● **Written task**
State the number of lines that include the string "bättre", and write nothing else.

● **Input rows**

- - -

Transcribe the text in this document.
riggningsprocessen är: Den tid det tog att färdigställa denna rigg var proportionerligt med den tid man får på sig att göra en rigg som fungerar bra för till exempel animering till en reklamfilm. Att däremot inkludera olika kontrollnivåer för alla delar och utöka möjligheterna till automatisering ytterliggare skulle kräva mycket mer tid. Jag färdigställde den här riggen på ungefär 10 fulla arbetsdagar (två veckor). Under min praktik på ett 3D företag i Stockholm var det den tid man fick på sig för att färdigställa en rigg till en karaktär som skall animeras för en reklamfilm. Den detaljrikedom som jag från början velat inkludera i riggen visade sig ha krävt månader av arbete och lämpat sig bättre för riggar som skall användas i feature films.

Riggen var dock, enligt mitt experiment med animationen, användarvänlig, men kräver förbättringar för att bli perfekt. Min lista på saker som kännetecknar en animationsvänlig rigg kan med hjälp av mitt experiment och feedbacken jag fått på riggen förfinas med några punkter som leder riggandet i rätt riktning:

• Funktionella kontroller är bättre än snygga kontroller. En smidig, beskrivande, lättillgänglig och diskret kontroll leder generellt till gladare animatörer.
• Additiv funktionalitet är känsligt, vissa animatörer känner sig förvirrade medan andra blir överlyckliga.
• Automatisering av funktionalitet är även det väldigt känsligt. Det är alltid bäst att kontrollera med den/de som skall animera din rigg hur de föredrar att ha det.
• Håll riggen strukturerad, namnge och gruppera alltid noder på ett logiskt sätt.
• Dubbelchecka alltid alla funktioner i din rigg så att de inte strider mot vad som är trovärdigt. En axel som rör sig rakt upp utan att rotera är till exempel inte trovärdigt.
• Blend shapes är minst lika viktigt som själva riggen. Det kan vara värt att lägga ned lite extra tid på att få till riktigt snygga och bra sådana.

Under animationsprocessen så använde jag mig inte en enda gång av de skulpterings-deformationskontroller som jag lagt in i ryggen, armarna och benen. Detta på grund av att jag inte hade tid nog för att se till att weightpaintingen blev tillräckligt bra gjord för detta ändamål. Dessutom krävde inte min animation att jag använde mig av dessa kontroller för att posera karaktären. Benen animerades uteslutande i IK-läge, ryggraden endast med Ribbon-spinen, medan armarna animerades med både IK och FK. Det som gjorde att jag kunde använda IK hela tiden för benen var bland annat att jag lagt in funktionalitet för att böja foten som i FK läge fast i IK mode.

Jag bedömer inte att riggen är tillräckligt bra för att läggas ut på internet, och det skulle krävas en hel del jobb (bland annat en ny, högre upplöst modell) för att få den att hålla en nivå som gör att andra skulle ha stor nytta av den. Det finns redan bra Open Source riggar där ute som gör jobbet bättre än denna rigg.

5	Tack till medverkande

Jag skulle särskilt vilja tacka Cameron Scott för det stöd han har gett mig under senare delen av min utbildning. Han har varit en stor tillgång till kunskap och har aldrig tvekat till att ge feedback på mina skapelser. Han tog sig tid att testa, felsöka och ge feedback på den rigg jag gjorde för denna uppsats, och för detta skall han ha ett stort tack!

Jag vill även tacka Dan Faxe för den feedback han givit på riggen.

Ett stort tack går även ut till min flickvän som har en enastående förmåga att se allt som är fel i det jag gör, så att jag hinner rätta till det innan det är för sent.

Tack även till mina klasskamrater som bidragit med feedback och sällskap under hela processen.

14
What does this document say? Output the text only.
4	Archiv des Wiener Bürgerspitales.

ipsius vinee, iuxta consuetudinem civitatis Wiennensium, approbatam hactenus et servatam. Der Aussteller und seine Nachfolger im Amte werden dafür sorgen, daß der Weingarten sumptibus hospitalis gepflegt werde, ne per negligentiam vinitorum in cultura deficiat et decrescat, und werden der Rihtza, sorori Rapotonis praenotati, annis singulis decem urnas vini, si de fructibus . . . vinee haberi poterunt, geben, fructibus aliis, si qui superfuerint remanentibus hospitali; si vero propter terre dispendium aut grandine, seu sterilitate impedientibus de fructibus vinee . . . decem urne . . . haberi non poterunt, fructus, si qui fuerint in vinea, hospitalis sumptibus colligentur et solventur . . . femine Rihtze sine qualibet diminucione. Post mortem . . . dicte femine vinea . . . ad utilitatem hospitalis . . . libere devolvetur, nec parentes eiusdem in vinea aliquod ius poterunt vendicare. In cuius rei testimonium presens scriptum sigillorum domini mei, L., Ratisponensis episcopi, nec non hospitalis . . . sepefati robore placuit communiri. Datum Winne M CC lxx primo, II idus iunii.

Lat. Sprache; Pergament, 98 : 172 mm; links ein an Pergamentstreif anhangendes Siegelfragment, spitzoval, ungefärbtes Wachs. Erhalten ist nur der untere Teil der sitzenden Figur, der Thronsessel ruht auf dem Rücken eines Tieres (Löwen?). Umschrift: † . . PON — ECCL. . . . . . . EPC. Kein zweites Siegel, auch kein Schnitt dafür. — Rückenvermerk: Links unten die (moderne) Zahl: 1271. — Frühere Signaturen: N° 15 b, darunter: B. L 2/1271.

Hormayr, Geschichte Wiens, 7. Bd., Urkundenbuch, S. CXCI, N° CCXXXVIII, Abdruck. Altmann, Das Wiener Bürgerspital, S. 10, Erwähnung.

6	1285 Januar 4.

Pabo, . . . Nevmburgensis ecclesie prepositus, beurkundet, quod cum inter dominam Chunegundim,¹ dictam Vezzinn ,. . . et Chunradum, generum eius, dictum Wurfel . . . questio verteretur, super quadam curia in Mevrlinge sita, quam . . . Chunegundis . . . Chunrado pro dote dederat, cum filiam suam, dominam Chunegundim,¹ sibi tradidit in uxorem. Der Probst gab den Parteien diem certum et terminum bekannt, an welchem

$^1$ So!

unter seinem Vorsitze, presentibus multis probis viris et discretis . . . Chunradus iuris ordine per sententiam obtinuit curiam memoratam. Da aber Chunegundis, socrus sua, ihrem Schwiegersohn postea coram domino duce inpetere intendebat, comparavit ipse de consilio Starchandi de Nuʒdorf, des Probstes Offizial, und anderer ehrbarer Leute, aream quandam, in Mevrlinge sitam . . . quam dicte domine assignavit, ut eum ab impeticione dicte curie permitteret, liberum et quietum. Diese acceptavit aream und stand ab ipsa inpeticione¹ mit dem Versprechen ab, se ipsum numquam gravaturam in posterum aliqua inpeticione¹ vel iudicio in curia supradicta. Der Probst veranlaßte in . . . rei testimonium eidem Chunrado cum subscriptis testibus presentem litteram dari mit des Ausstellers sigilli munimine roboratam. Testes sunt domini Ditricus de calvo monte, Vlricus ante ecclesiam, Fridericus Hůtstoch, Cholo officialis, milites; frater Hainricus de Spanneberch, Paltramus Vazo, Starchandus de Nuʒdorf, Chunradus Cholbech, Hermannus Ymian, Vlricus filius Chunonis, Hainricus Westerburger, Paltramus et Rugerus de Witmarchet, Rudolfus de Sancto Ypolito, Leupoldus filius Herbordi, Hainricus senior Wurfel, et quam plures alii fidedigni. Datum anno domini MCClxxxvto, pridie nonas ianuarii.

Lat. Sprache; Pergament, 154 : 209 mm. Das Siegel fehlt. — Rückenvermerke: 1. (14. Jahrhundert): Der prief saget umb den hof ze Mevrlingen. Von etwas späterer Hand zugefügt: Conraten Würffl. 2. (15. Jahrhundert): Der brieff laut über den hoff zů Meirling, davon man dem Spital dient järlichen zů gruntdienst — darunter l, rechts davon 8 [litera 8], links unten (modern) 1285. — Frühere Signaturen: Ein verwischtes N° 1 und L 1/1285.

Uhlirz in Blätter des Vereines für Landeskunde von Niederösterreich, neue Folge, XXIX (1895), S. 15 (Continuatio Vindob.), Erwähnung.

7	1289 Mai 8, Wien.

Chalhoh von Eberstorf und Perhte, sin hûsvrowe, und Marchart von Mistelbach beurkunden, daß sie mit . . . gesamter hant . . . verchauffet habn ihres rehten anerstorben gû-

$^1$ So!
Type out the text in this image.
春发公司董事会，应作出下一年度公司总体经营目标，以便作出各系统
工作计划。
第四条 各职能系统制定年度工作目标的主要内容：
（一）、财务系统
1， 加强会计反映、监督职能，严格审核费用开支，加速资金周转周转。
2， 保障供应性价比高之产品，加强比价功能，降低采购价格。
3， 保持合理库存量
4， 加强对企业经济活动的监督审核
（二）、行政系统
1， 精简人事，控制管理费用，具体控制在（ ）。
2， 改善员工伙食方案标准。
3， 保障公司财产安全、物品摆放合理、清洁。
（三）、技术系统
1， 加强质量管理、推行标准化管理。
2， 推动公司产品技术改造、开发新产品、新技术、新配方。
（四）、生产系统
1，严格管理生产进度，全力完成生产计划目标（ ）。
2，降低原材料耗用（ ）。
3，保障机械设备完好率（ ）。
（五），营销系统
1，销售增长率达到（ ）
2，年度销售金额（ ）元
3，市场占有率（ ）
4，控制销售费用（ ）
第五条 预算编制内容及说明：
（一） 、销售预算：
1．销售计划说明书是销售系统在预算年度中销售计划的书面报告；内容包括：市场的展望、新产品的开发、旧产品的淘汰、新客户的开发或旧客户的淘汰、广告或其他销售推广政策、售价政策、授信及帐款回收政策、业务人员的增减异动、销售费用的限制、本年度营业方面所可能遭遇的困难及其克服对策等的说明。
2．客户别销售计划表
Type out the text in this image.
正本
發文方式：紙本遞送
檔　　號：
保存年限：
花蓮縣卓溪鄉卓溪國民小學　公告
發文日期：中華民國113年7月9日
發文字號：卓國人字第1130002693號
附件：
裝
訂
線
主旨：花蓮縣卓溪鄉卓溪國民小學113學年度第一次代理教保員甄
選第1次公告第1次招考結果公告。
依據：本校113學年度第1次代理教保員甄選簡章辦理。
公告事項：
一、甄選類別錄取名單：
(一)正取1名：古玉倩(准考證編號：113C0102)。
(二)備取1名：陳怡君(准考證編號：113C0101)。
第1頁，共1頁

- - -

● **Result of this exercise**
3